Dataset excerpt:
■ ■ ■
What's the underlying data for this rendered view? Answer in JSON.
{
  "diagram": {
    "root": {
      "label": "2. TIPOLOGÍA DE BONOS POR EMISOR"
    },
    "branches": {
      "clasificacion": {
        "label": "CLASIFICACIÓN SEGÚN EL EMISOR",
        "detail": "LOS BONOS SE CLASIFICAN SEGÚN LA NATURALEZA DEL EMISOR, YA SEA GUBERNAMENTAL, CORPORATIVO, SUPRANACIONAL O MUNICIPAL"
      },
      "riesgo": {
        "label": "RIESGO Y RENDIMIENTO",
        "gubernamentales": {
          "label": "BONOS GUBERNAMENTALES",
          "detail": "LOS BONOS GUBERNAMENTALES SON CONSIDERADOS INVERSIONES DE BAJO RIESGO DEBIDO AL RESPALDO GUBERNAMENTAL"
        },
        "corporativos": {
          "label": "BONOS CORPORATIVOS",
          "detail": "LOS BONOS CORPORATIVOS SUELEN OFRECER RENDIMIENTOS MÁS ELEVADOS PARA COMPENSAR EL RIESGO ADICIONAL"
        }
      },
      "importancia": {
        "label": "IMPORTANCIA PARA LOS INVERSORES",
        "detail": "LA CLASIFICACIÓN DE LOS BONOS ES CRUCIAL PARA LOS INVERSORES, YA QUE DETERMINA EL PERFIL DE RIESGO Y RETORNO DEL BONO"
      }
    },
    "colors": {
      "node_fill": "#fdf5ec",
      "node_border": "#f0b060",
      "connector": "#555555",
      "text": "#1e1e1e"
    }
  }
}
■ ■ ■
Written task = Copy each line of the data that contains the word "label".

Response to the exercise =
      "label": "2. TIPOLOGÍA DE BONOS POR EMISOR"
        "label": "CLASIFICACIÓN SEGÚN EL EMISOR",
        "label": "RIESGO Y RENDIMIENTO",
          "label": "BONOS GUBERNAMENTALES",
          "label": "BONOS CORPORATIVOS",
        "label": "IMPORTANCIA PARA LOS INVERSORES",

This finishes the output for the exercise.